### WHAT NEEDS TO BE DONE
Count how many lines mention the word "深入学习习近平关于民政工作的重要论述". Write that number alone.

------ DATA RECORDS

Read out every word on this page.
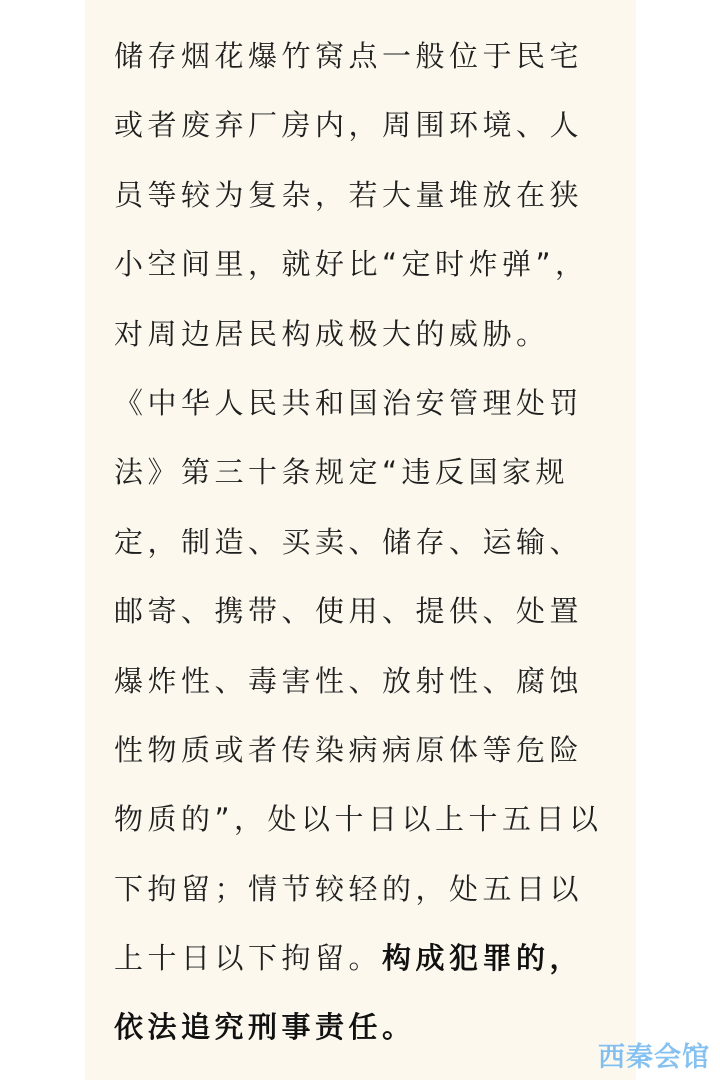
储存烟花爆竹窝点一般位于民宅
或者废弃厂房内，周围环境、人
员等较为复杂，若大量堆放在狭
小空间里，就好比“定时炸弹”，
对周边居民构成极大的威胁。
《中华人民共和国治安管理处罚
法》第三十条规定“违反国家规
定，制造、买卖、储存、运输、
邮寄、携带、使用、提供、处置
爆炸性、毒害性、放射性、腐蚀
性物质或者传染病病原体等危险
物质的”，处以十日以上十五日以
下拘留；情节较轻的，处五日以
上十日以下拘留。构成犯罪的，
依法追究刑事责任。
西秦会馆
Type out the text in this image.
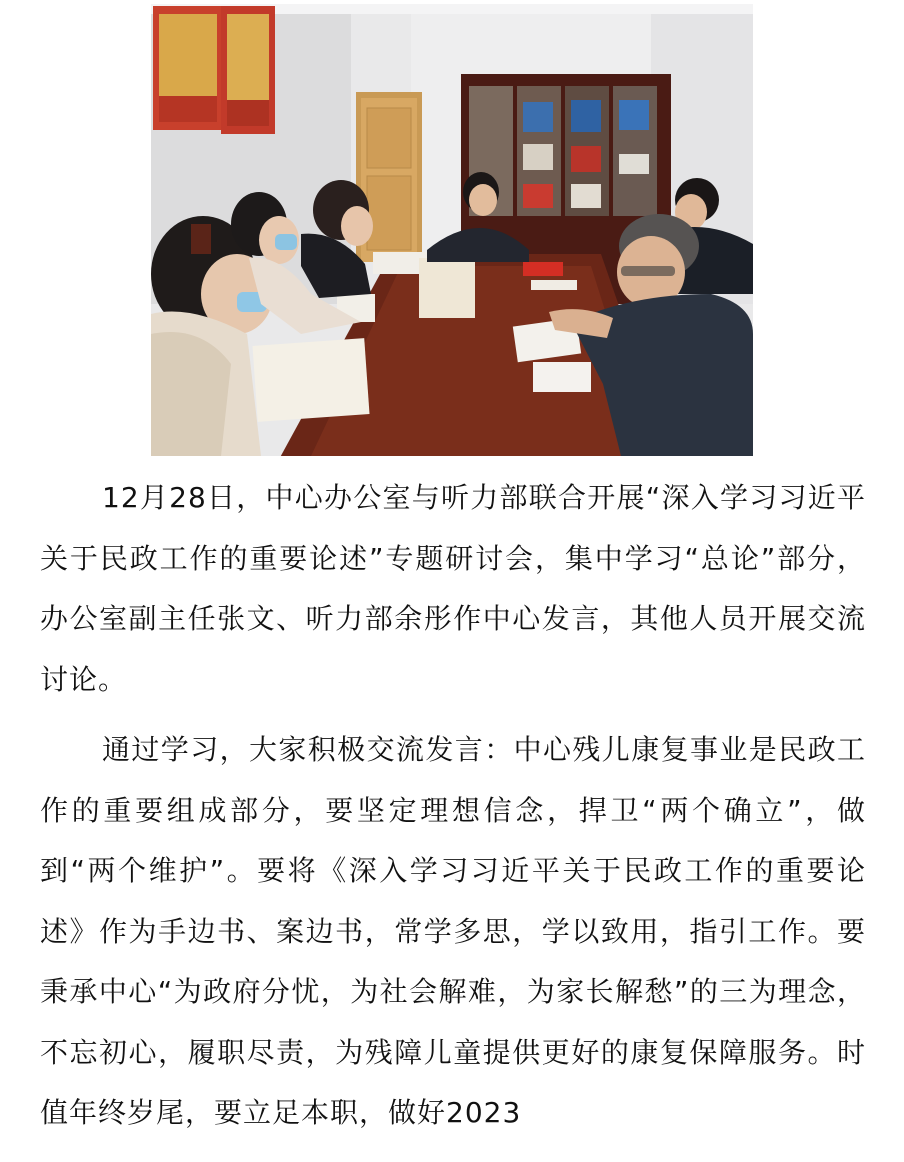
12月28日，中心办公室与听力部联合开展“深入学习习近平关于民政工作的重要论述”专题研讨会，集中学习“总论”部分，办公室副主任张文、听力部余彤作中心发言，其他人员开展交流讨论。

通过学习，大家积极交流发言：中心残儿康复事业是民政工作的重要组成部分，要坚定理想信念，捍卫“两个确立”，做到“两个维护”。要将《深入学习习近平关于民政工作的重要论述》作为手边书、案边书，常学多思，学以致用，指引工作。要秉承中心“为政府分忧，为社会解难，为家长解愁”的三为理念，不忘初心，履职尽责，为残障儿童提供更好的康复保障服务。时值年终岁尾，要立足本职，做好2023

------------
------ DATA RECORDS

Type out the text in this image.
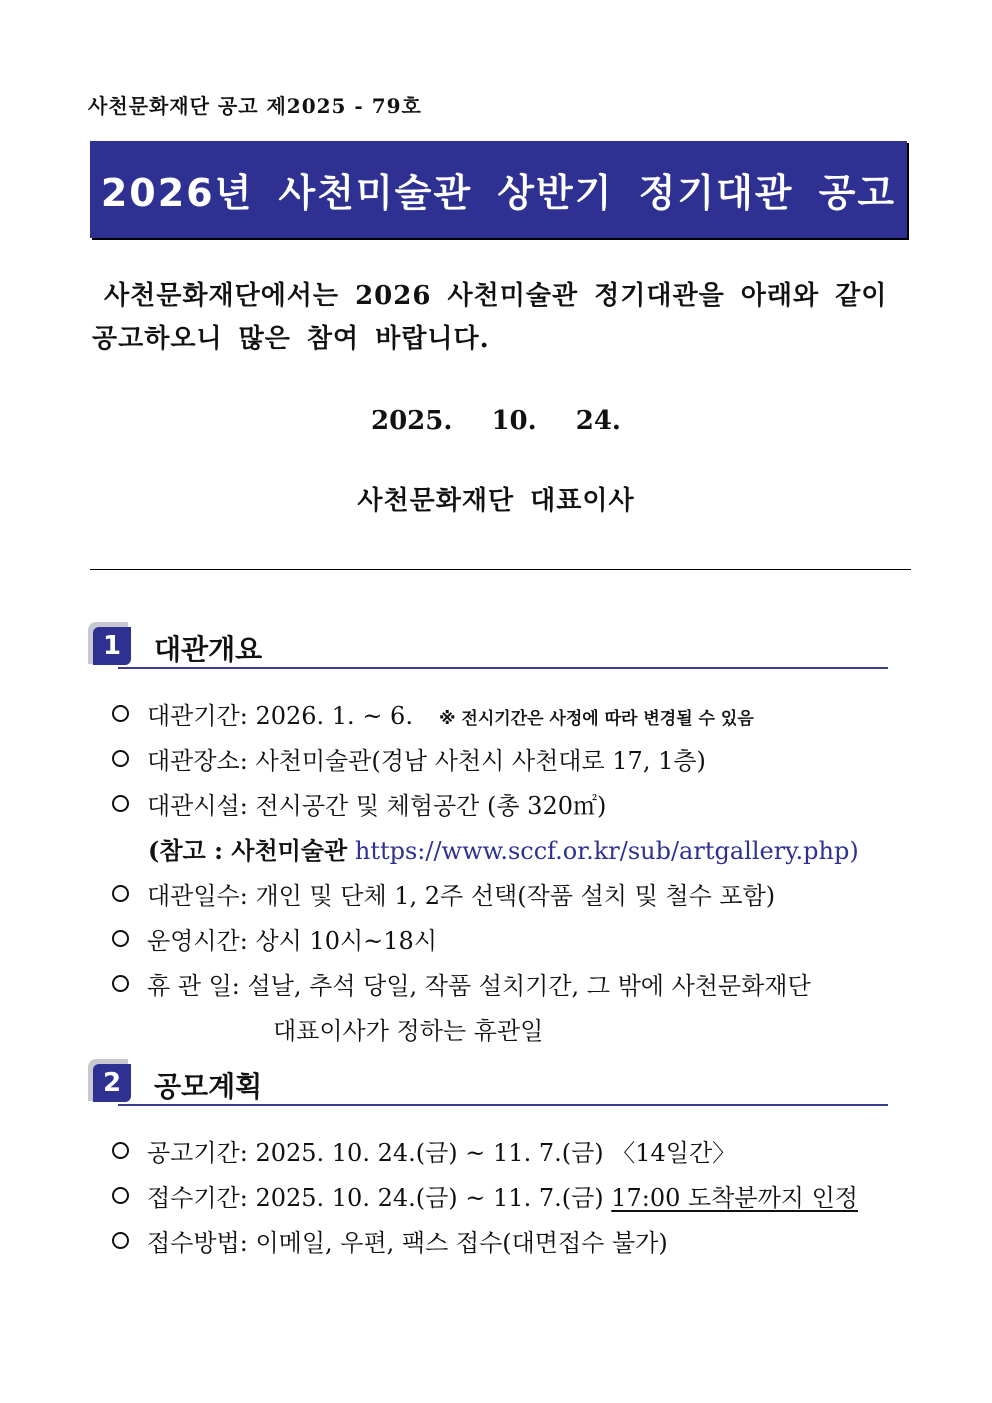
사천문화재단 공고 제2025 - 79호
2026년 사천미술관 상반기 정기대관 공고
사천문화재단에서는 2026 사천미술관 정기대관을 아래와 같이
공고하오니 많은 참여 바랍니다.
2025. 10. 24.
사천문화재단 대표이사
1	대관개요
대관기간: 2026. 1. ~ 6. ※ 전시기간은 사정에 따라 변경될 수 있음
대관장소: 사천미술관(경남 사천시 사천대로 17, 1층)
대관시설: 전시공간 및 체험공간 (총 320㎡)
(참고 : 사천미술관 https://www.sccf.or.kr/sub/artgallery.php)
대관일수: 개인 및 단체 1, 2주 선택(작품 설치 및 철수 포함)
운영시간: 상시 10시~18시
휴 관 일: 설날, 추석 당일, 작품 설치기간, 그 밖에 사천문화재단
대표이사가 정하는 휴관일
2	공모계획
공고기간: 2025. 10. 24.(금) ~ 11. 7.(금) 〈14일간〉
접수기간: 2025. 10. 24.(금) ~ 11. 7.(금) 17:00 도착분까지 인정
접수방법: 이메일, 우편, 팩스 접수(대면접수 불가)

------------

### OUTPUT
2